#### Task input
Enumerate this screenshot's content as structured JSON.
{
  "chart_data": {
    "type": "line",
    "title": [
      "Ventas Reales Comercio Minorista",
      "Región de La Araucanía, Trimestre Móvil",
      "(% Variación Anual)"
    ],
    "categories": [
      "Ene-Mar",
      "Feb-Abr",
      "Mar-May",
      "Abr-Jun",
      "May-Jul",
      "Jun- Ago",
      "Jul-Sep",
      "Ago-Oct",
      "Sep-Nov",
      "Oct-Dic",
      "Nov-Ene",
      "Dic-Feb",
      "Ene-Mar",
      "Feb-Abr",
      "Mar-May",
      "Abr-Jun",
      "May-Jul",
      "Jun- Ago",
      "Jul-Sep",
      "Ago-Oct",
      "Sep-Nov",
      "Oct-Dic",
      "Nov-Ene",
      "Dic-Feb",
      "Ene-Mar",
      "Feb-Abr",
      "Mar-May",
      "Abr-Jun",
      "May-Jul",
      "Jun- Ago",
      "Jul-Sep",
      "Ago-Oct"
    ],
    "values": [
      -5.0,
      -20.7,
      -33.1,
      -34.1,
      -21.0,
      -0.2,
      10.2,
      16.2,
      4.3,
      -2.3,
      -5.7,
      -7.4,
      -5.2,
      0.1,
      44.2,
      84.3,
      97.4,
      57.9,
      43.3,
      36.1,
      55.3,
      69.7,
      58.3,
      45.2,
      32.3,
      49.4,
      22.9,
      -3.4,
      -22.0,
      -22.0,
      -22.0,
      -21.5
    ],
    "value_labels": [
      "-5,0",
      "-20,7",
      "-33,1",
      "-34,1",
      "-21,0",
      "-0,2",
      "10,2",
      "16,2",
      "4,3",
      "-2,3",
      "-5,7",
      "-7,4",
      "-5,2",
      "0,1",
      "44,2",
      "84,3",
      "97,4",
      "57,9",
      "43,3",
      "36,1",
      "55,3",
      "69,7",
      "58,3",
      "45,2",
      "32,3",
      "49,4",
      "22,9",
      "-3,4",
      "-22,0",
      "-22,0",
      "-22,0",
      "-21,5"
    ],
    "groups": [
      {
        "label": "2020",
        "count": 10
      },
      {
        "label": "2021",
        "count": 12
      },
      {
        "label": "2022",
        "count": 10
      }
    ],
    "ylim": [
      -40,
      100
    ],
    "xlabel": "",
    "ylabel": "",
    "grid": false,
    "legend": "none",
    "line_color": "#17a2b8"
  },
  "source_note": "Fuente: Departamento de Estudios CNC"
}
########
_Stated exercise_: Give back the data above exactly as it appears.

_Finished task_:
Enumerate this screenshot's content as structured JSON.
{
  "chart_data": {
    "type": "line",
    "title": [
      "Ventas Reales Comercio Minorista",
      "Región de La Araucanía, Trimestre Móvil",
      "(% Variación Anual)"
    ],
    "categories": [
      "Ene-Mar",
      "Feb-Abr",
      "Mar-May",
      "Abr-Jun",
      "May-Jul",
      "Jun- Ago",
      "Jul-Sep",
      "Ago-Oct",
      "Sep-Nov",
      "Oct-Dic",
      "Nov-Ene",
      "Dic-Feb",
      "Ene-Mar",
      "Feb-Abr",
      "Mar-May",
      "Abr-Jun",
      "May-Jul",
      "Jun- Ago",
      "Jul-Sep",
      "Ago-Oct",
      "Sep-Nov",
      "Oct-Dic",
      "Nov-Ene",
      "Dic-Feb",
      "Ene-Mar",
      "Feb-Abr",
      "Mar-May",
      "Abr-Jun",
      "May-Jul",
      "Jun- Ago",
      "Jul-Sep",
      "Ago-Oct"
    ],
    "values": [
      -5.0,
      -20.7,
      -33.1,
      -34.1,
      -21.0,
      -0.2,
      10.2,
      16.2,
      4.3,
      -2.3,
      -5.7,
      -7.4,
      -5.2,
      0.1,
      44.2,
      84.3,
      97.4,
      57.9,
      43.3,
      36.1,
      55.3,
      69.7,
      58.3,
      45.2,
      32.3,
      49.4,
      22.9,
      -3.4,
      -22.0,
      -22.0,
      -22.0,
      -21.5
    ],
    "value_labels": [
      "-5,0",
      "-20,7",
      "-33,1",
      "-34,1",
      "-21,0",
      "-0,2",
      "10,2",
      "16,2",
      "4,3",
      "-2,3",
      "-5,7",
      "-7,4",
      "-5,2",
      "0,1",
      "44,2",
      "84,3",
      "97,4",
      "57,9",
      "43,3",
      "36,1",
      "55,3",
      "69,7",
      "58,3",
      "45,2",
      "32,3",
      "49,4",
      "22,9",
      "-3,4",
      "-22,0",
      "-22,0",
      "-22,0",
      "-21,5"
    ],
    "groups": [
      {
        "label": "2020",
        "count": 10
      },
      {
        "label": "2021",
        "count": 12
      },
      {
        "label": "2022",
        "count": 10
      }
    ],
    "ylim": [
      -40,
      100
    ],
    "xlabel": "",
    "ylabel": "",
    "grid": false,
    "legend": "none",
    "line_color": "#17a2b8"
  },
  "source_note": "Fuente: Departamento de Estudios CNC"
}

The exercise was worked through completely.